----- ENTRIES PROVIDED
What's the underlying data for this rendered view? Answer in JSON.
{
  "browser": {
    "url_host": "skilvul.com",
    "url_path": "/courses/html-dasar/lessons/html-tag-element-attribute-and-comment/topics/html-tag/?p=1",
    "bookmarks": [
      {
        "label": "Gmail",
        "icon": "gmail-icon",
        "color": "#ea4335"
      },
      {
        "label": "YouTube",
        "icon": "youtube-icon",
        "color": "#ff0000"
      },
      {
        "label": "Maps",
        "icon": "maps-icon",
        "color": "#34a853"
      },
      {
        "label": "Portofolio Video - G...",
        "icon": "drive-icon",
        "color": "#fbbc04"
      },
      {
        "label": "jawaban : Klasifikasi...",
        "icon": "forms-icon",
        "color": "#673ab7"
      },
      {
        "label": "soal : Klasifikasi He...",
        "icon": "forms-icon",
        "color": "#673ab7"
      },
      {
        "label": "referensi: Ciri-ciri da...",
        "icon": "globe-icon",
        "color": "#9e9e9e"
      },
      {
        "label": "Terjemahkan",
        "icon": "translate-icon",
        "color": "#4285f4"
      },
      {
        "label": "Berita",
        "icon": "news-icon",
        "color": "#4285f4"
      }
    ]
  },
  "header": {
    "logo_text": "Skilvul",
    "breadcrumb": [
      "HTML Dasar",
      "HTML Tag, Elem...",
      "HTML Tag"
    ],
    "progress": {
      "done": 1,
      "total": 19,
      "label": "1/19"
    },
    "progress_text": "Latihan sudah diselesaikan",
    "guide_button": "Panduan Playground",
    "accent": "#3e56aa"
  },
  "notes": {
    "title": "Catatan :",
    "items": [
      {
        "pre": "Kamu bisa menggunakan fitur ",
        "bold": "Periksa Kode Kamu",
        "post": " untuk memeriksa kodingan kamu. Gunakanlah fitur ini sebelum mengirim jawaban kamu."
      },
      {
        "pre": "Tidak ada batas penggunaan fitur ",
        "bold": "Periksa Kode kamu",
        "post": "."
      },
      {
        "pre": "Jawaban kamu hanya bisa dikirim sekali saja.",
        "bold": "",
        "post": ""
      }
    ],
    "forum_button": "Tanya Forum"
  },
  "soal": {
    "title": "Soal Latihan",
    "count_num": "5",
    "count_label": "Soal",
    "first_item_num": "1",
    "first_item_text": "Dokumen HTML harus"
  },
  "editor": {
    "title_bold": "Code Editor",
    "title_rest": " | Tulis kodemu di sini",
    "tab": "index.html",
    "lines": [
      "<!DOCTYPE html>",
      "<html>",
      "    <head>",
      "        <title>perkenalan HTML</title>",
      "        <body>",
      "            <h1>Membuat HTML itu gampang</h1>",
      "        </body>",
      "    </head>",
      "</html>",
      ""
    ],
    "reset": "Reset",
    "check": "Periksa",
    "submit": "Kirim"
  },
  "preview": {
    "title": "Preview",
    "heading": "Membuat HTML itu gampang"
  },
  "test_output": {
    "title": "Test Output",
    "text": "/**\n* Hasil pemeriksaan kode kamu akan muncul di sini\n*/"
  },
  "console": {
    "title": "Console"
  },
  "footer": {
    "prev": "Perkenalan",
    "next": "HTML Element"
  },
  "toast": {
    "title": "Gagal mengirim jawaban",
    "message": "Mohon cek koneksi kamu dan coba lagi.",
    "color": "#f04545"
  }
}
----------
----- ENTRIES PROVIDED
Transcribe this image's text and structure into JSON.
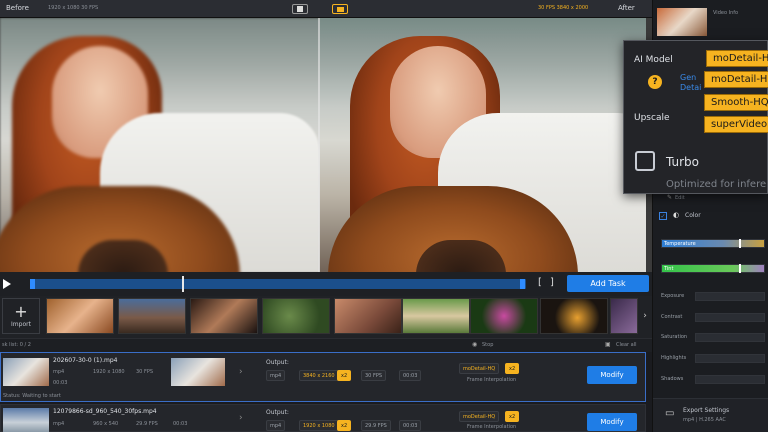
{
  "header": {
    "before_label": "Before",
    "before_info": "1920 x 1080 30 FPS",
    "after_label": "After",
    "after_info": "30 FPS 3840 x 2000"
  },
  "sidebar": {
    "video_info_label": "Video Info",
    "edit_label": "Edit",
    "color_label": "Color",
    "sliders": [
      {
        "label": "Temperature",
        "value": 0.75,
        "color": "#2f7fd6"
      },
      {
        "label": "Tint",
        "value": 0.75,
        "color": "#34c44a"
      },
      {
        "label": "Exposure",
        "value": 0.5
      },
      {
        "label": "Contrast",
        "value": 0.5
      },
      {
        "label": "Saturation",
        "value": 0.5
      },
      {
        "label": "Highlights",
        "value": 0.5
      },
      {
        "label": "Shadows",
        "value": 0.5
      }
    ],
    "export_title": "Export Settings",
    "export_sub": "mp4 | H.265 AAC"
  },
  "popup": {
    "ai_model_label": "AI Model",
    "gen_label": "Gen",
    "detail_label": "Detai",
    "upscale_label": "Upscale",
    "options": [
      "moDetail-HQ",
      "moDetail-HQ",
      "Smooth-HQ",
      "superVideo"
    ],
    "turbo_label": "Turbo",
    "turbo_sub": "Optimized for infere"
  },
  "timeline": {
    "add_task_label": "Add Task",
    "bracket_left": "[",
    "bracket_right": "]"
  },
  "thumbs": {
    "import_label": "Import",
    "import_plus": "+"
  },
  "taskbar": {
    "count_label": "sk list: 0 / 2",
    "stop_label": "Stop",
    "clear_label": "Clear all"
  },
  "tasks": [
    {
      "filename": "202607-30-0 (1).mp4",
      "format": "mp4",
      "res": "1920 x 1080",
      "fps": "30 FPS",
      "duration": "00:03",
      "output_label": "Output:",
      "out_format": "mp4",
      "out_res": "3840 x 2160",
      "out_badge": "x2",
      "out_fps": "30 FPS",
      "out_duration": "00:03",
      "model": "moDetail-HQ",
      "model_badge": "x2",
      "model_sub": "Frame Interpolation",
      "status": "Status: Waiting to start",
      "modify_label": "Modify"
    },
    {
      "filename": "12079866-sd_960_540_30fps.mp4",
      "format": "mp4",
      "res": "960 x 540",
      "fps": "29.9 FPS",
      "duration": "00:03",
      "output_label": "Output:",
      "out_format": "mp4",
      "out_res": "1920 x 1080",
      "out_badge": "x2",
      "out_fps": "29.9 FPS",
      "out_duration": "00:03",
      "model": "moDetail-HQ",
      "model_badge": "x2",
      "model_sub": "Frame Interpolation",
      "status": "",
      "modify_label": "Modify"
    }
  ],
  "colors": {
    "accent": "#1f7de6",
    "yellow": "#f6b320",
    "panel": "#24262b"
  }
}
----------
----- ENTRIES PROVIDED
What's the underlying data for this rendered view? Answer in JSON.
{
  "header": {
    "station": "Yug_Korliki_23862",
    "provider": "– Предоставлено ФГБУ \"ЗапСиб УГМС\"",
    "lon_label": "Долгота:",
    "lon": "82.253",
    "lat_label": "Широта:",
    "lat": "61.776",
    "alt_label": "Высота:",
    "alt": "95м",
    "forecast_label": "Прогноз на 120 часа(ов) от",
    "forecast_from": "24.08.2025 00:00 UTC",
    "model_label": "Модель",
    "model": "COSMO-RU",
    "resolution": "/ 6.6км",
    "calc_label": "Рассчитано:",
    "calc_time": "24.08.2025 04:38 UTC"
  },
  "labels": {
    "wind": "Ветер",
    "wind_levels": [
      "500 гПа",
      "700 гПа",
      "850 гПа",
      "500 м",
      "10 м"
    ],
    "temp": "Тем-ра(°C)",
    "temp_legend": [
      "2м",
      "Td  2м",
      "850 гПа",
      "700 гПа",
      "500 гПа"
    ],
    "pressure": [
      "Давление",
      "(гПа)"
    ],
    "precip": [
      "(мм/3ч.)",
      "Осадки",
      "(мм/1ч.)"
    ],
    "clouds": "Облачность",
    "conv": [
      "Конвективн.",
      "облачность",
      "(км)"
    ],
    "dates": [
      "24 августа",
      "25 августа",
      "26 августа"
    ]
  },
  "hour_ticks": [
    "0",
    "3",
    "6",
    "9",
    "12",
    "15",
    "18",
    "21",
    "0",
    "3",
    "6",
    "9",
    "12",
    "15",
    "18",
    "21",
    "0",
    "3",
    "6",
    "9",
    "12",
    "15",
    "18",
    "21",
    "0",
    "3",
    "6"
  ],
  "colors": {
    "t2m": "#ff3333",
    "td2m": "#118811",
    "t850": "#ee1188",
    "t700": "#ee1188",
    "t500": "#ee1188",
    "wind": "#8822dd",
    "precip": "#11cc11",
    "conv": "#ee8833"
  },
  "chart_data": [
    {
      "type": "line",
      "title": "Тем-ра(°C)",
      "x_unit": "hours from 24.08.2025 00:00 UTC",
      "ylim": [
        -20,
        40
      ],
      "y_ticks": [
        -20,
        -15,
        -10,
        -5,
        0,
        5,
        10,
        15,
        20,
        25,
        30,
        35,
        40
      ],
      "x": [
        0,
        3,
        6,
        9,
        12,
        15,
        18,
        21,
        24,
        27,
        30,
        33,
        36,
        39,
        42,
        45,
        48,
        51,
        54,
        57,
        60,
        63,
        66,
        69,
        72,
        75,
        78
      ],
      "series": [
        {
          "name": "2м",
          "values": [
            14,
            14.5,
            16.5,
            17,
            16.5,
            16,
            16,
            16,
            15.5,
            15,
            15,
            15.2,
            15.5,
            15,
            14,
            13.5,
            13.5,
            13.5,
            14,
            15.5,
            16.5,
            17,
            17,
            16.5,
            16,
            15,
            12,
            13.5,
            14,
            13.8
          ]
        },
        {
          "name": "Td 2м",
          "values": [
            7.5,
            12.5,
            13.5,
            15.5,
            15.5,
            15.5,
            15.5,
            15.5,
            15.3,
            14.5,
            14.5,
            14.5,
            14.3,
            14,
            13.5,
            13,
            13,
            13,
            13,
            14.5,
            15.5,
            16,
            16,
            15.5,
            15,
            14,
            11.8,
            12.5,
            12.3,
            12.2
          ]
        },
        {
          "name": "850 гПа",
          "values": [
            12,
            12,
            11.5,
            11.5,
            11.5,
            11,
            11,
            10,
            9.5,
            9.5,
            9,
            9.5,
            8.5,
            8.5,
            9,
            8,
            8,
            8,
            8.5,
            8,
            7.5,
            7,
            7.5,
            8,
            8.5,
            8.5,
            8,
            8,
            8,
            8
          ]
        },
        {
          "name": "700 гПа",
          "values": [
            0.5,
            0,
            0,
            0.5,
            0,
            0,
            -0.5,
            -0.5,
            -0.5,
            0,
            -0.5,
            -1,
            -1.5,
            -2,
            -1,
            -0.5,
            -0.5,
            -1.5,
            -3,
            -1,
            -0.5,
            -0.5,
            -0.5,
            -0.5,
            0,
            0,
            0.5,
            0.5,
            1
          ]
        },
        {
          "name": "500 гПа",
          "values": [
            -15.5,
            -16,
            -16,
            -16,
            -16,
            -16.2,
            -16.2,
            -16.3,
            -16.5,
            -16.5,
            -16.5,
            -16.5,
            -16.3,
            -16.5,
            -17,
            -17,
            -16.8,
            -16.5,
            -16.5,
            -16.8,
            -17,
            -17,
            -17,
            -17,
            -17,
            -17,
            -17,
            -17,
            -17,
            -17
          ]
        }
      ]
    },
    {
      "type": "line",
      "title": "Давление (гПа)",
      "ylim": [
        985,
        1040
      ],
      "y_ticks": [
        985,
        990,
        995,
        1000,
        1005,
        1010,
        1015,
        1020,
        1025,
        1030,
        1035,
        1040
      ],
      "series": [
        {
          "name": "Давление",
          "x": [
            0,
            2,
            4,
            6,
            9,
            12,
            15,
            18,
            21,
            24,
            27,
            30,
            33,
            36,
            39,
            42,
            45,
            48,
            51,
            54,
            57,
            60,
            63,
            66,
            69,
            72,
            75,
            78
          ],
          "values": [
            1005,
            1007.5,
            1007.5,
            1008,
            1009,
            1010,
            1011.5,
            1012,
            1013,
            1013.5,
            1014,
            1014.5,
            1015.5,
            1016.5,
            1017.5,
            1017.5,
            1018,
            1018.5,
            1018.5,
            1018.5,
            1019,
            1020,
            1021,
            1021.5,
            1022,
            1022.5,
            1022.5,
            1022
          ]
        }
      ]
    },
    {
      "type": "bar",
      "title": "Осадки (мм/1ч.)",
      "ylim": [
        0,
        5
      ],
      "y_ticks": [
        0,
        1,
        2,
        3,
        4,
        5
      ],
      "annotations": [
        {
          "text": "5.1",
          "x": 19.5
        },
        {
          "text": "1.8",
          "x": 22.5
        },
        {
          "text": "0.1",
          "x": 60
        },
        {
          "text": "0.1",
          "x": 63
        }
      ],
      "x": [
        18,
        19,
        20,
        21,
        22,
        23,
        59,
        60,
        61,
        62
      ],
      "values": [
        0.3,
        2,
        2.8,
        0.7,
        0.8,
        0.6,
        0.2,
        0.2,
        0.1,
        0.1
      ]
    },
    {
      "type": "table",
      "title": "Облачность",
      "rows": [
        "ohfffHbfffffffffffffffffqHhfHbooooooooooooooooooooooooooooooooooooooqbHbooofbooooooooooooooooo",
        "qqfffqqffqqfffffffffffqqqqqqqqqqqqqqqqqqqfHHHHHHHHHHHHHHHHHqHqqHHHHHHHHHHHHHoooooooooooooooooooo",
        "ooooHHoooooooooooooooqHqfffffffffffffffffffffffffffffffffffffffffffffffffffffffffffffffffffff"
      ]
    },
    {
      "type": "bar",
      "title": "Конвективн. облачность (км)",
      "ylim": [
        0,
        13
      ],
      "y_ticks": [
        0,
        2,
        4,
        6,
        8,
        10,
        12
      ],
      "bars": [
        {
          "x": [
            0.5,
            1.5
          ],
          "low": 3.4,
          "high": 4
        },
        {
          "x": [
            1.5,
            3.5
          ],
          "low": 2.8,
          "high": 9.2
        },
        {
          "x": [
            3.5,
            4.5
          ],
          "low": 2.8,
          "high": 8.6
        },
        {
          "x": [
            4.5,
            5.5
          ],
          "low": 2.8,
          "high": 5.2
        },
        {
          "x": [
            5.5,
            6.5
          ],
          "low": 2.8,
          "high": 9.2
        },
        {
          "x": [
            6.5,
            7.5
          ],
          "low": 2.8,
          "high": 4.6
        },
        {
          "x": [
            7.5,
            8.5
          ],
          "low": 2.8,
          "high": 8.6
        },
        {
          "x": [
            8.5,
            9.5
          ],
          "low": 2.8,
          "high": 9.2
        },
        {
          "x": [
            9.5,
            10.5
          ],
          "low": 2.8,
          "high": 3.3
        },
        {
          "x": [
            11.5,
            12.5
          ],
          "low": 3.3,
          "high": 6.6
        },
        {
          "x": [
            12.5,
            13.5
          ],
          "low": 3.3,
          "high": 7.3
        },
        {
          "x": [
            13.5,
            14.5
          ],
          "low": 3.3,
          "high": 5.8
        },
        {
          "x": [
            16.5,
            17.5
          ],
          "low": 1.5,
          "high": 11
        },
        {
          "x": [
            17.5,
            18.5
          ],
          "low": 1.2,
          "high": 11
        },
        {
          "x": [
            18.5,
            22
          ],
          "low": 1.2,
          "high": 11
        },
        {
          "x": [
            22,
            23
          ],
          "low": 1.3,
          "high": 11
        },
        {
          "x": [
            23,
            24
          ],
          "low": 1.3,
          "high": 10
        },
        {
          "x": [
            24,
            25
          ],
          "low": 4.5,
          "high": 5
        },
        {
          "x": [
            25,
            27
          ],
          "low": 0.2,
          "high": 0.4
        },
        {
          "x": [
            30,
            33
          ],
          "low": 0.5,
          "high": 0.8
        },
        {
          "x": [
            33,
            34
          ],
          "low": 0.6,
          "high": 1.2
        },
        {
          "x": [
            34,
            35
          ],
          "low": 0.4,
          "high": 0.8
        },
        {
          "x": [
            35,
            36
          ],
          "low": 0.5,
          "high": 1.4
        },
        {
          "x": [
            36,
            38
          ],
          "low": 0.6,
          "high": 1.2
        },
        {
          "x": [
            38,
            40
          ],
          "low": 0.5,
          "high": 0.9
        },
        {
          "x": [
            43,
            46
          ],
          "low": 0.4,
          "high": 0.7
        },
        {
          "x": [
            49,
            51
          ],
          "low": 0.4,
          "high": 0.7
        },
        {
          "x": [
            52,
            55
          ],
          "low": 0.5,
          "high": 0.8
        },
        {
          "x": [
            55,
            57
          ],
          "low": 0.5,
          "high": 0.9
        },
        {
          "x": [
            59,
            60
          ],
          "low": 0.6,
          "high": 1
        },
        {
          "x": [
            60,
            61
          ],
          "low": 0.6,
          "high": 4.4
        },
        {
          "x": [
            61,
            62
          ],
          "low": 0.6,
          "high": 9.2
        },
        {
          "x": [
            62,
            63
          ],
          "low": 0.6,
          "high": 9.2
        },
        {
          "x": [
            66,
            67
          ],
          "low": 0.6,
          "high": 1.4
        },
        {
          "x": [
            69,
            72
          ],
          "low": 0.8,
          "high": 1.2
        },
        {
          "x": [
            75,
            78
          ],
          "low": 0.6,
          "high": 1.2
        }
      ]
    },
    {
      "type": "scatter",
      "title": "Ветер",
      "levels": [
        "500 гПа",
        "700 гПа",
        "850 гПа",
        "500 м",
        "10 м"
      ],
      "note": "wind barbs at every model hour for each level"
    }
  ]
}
----------
## DIRECTIONS FOR THIS TASK:
Which lines contain the word "fitur"? Copy each of them.

## SOLUTION TO THE EXERCISE:
        "pre": "Kamu bisa menggunakan fitur ",
        "post": " untuk memeriksa kodingan kamu. Gunakanlah fitur ini sebelum mengirim jawaban kamu."
        "pre": "Tidak ada batas penggunaan fitur ",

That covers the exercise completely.